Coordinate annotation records
• • • •
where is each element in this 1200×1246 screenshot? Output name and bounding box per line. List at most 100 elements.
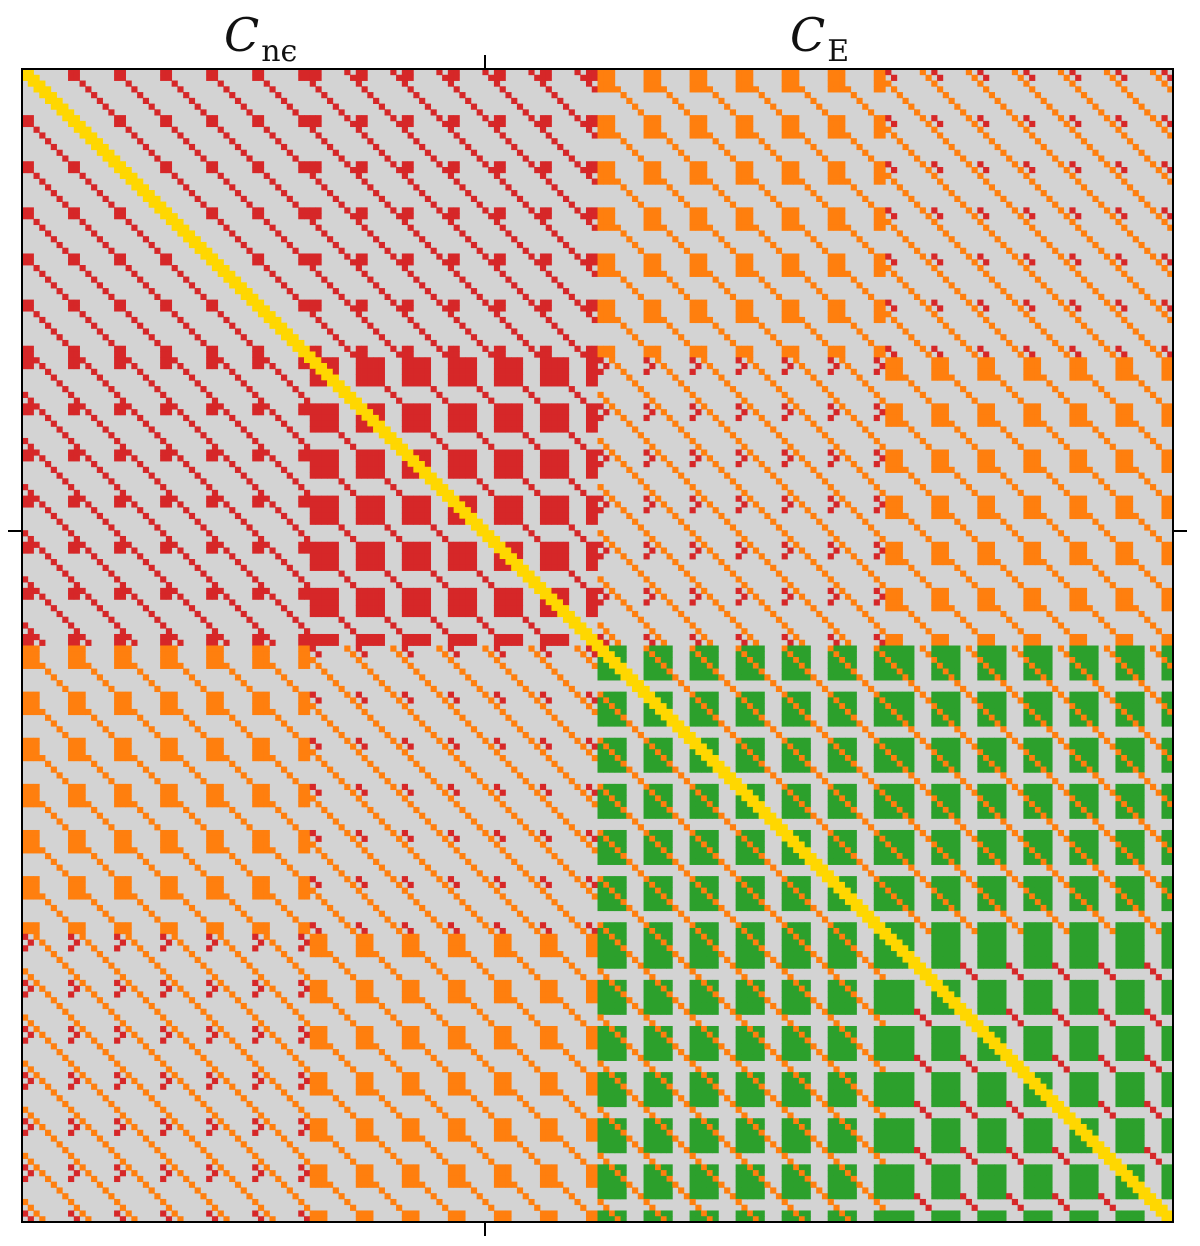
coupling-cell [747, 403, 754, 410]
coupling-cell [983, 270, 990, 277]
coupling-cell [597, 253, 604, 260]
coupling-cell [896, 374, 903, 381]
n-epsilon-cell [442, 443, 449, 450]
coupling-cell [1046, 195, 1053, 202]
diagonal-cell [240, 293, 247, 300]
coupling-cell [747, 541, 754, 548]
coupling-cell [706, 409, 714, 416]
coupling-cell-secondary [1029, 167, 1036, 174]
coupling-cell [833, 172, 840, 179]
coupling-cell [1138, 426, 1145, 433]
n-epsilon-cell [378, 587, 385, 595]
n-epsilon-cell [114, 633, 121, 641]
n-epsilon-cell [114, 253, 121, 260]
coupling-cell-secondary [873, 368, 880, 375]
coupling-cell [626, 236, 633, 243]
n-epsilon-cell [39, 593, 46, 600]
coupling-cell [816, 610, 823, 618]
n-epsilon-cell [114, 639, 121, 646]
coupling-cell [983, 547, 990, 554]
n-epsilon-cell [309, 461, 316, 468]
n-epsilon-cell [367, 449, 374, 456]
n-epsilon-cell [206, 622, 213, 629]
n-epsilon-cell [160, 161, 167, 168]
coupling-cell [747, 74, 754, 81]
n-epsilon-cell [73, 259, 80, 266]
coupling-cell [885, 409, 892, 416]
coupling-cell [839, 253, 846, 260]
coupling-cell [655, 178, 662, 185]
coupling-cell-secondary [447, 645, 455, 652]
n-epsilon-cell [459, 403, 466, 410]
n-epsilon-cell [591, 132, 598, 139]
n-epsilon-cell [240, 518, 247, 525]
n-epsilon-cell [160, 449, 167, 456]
• • • •
WHAT IS BEING ASKED: Lay out every line of the items above as a JSON list of strings, one string per line, skipping blank lines and leaving out the pictures.

ANSWER:
[
  "where is each element in this 1200×1246 screenshot? Output name and bounding box per line. List at most 100 elements.",
  "coupling-cell [747, 403, 754, 410]",
  "coupling-cell [983, 270, 990, 277]",
  "coupling-cell [597, 253, 604, 260]",
  "coupling-cell [896, 374, 903, 381]",
  "n-epsilon-cell [442, 443, 449, 450]",
  "coupling-cell [1046, 195, 1053, 202]",
  "diagonal-cell [240, 293, 247, 300]",
  "coupling-cell [747, 541, 754, 548]",
  "coupling-cell [706, 409, 714, 416]",
  "coupling-cell-secondary [1029, 167, 1036, 174]",
  "coupling-cell [833, 172, 840, 179]",
  "coupling-cell [1138, 426, 1145, 433]",
  "n-epsilon-cell [378, 587, 385, 595]",
  "n-epsilon-cell [114, 633, 121, 641]",
  "n-epsilon-cell [114, 253, 121, 260]",
  "coupling-cell-secondary [873, 368, 880, 375]",
  "coupling-cell [626, 236, 633, 243]",
  "n-epsilon-cell [39, 593, 46, 600]",
  "coupling-cell [816, 610, 823, 618]",
  "n-epsilon-cell [114, 639, 121, 646]",
  "coupling-cell [983, 547, 990, 554]",
  "n-epsilon-cell [309, 461, 316, 468]",
  "n-epsilon-cell [367, 449, 374, 456]",
  "n-epsilon-cell [206, 622, 213, 629]",
  "n-epsilon-cell [160, 161, 167, 168]",
  "coupling-cell [747, 74, 754, 81]",
  "n-epsilon-cell [73, 259, 80, 266]",
  "coupling-cell [885, 409, 892, 416]",
  "coupling-cell [839, 253, 846, 260]",
  "coupling-cell [655, 178, 662, 185]",
  "coupling-cell-secondary [447, 645, 455, 652]",
  "n-epsilon-cell [459, 403, 466, 410]",
  "n-epsilon-cell [591, 132, 598, 139]",
  "n-epsilon-cell [240, 518, 247, 525]",
  "n-epsilon-cell [160, 449, 167, 456]"
]